--- Begin Stored data ---

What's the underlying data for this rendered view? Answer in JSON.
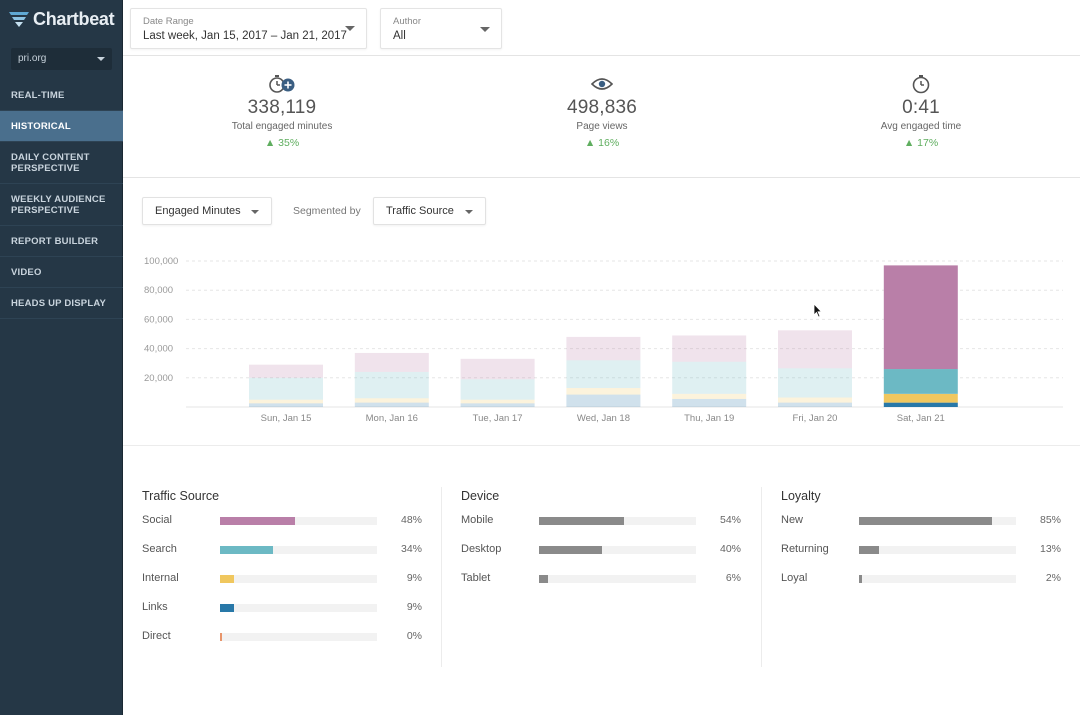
{
  "brand": {
    "name": "Chartbeat",
    "accent": "#253746",
    "active_nav": "#4a6f8d"
  },
  "site_selector": {
    "value": "pri.org"
  },
  "nav": [
    {
      "label": "REAL-TIME",
      "active": false
    },
    {
      "label": "HISTORICAL",
      "active": true
    },
    {
      "label": "DAILY CONTENT PERSPECTIVE",
      "active": false
    },
    {
      "label": "WEEKLY AUDIENCE PERSPECTIVE",
      "active": false
    },
    {
      "label": "REPORT BUILDER",
      "active": false
    },
    {
      "label": "VIDEO",
      "active": false
    },
    {
      "label": "HEADS UP DISPLAY",
      "active": false
    }
  ],
  "filters": {
    "date_range": {
      "label": "Date Range",
      "value": "Last week, Jan 15, 2017 – Jan 21, 2017"
    },
    "author": {
      "label": "Author",
      "value": "All"
    }
  },
  "metrics": [
    {
      "icon": "stopwatch-plus-icon",
      "value": "338,119",
      "label": "Total engaged minutes",
      "delta": "▲ 35%"
    },
    {
      "icon": "eye-icon",
      "value": "498,836",
      "label": "Page views",
      "delta": "▲ 16%"
    },
    {
      "icon": "stopwatch-icon",
      "value": "0:41",
      "label": "Avg engaged time",
      "delta": "▲ 17%"
    }
  ],
  "chart_controls": {
    "metric": "Engaged Minutes",
    "segmented_by_label": "Segmented by",
    "segment": "Traffic Source"
  },
  "chart_data": {
    "type": "bar",
    "stacked": true,
    "title": "",
    "xlabel": "",
    "ylabel": "",
    "ylim": [
      0,
      100000
    ],
    "yticks": [
      "20,000",
      "40,000",
      "60,000",
      "80,000",
      "100,000"
    ],
    "ytick_values": [
      20000,
      40000,
      60000,
      80000,
      100000
    ],
    "categories": [
      "Sun, Jan 15",
      "Mon, Jan 16",
      "Tue, Jan 17",
      "Wed, Jan 18",
      "Thu, Jan 19",
      "Fri, Jan 20",
      "Sat, Jan 21"
    ],
    "highlighted_category": "Sat, Jan 21",
    "series": [
      {
        "name": "Direct",
        "color": "#e8956b",
        "values": [
          0,
          0,
          0,
          0,
          0,
          0,
          0
        ]
      },
      {
        "name": "Links",
        "color": "#2878a8",
        "values": [
          2500,
          3000,
          2500,
          8500,
          5500,
          3000,
          3000
        ]
      },
      {
        "name": "Internal",
        "color": "#f0c75e",
        "values": [
          2500,
          3000,
          2500,
          4500,
          3500,
          3500,
          6000
        ]
      },
      {
        "name": "Search",
        "color": "#6cb9c4",
        "values": [
          15000,
          18000,
          14000,
          19000,
          22000,
          20000,
          17000
        ]
      },
      {
        "name": "Social",
        "color": "#b97fa8",
        "values": [
          9000,
          13000,
          14000,
          16000,
          18000,
          26000,
          71000
        ]
      }
    ]
  },
  "breakdown": {
    "traffic_source": {
      "title": "Traffic Source",
      "rows": [
        {
          "label": "Social",
          "pct": "48%",
          "value": 48,
          "color": "#b97fa8"
        },
        {
          "label": "Search",
          "pct": "34%",
          "value": 34,
          "color": "#6cb9c4"
        },
        {
          "label": "Internal",
          "pct": "9%",
          "value": 9,
          "color": "#f0c75e"
        },
        {
          "label": "Links",
          "pct": "9%",
          "value": 9,
          "color": "#2878a8"
        },
        {
          "label": "Direct",
          "pct": "0%",
          "value": 0.5,
          "color": "#e8956b"
        }
      ]
    },
    "device": {
      "title": "Device",
      "rows": [
        {
          "label": "Mobile",
          "pct": "54%",
          "value": 54,
          "color": "#8a8a8a"
        },
        {
          "label": "Desktop",
          "pct": "40%",
          "value": 40,
          "color": "#8a8a8a"
        },
        {
          "label": "Tablet",
          "pct": "6%",
          "value": 6,
          "color": "#8a8a8a"
        }
      ]
    },
    "loyalty": {
      "title": "Loyalty",
      "rows": [
        {
          "label": "New",
          "pct": "85%",
          "value": 85,
          "color": "#8a8a8a"
        },
        {
          "label": "Returning",
          "pct": "13%",
          "value": 13,
          "color": "#8a8a8a"
        },
        {
          "label": "Loyal",
          "pct": "2%",
          "value": 2,
          "color": "#8a8a8a"
        }
      ]
    }
  }
}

--- End Stored data ---

- **Stated task**
Skip every picture and transcribe the data above exactly.

- **Expected answer**
What's the underlying data for this rendered view? Answer in JSON.
{
  "brand": {
    "name": "Chartbeat",
    "accent": "#253746",
    "active_nav": "#4a6f8d"
  },
  "site_selector": {
    "value": "pri.org"
  },
  "nav": [
    {
      "label": "REAL-TIME",
      "active": false
    },
    {
      "label": "HISTORICAL",
      "active": true
    },
    {
      "label": "DAILY CONTENT PERSPECTIVE",
      "active": false
    },
    {
      "label": "WEEKLY AUDIENCE PERSPECTIVE",
      "active": false
    },
    {
      "label": "REPORT BUILDER",
      "active": false
    },
    {
      "label": "VIDEO",
      "active": false
    },
    {
      "label": "HEADS UP DISPLAY",
      "active": false
    }
  ],
  "filters": {
    "date_range": {
      "label": "Date Range",
      "value": "Last week, Jan 15, 2017 – Jan 21, 2017"
    },
    "author": {
      "label": "Author",
      "value": "All"
    }
  },
  "metrics": [
    {
      "icon": "stopwatch-plus-icon",
      "value": "338,119",
      "label": "Total engaged minutes",
      "delta": "▲ 35%"
    },
    {
      "icon": "eye-icon",
      "value": "498,836",
      "label": "Page views",
      "delta": "▲ 16%"
    },
    {
      "icon": "stopwatch-icon",
      "value": "0:41",
      "label": "Avg engaged time",
      "delta": "▲ 17%"
    }
  ],
  "chart_controls": {
    "metric": "Engaged Minutes",
    "segmented_by_label": "Segmented by",
    "segment": "Traffic Source"
  },
  "chart_data": {
    "type": "bar",
    "stacked": true,
    "title": "",
    "xlabel": "",
    "ylabel": "",
    "ylim": [
      0,
      100000
    ],
    "yticks": [
      "20,000",
      "40,000",
      "60,000",
      "80,000",
      "100,000"
    ],
    "ytick_values": [
      20000,
      40000,
      60000,
      80000,
      100000
    ],
    "categories": [
      "Sun, Jan 15",
      "Mon, Jan 16",
      "Tue, Jan 17",
      "Wed, Jan 18",
      "Thu, Jan 19",
      "Fri, Jan 20",
      "Sat, Jan 21"
    ],
    "highlighted_category": "Sat, Jan 21",
    "series": [
      {
        "name": "Direct",
        "color": "#e8956b",
        "values": [
          0,
          0,
          0,
          0,
          0,
          0,
          0
        ]
      },
      {
        "name": "Links",
        "color": "#2878a8",
        "values": [
          2500,
          3000,
          2500,
          8500,
          5500,
          3000,
          3000
        ]
      },
      {
        "name": "Internal",
        "color": "#f0c75e",
        "values": [
          2500,
          3000,
          2500,
          4500,
          3500,
          3500,
          6000
        ]
      },
      {
        "name": "Search",
        "color": "#6cb9c4",
        "values": [
          15000,
          18000,
          14000,
          19000,
          22000,
          20000,
          17000
        ]
      },
      {
        "name": "Social",
        "color": "#b97fa8",
        "values": [
          9000,
          13000,
          14000,
          16000,
          18000,
          26000,
          71000
        ]
      }
    ]
  },
  "breakdown": {
    "traffic_source": {
      "title": "Traffic Source",
      "rows": [
        {
          "label": "Social",
          "pct": "48%",
          "value": 48,
          "color": "#b97fa8"
        },
        {
          "label": "Search",
          "pct": "34%",
          "value": 34,
          "color": "#6cb9c4"
        },
        {
          "label": "Internal",
          "pct": "9%",
          "value": 9,
          "color": "#f0c75e"
        },
        {
          "label": "Links",
          "pct": "9%",
          "value": 9,
          "color": "#2878a8"
        },
        {
          "label": "Direct",
          "pct": "0%",
          "value": 0.5,
          "color": "#e8956b"
        }
      ]
    },
    "device": {
      "title": "Device",
      "rows": [
        {
          "label": "Mobile",
          "pct": "54%",
          "value": 54,
          "color": "#8a8a8a"
        },
        {
          "label": "Desktop",
          "pct": "40%",
          "value": 40,
          "color": "#8a8a8a"
        },
        {
          "label": "Tablet",
          "pct": "6%",
          "value": 6,
          "color": "#8a8a8a"
        }
      ]
    },
    "loyalty": {
      "title": "Loyalty",
      "rows": [
        {
          "label": "New",
          "pct": "85%",
          "value": 85,
          "color": "#8a8a8a"
        },
        {
          "label": "Returning",
          "pct": "13%",
          "value": 13,
          "color": "#8a8a8a"
        },
        {
          "label": "Loyal",
          "pct": "2%",
          "value": 2,
          "color": "#8a8a8a"
        }
      ]
    }
  }
}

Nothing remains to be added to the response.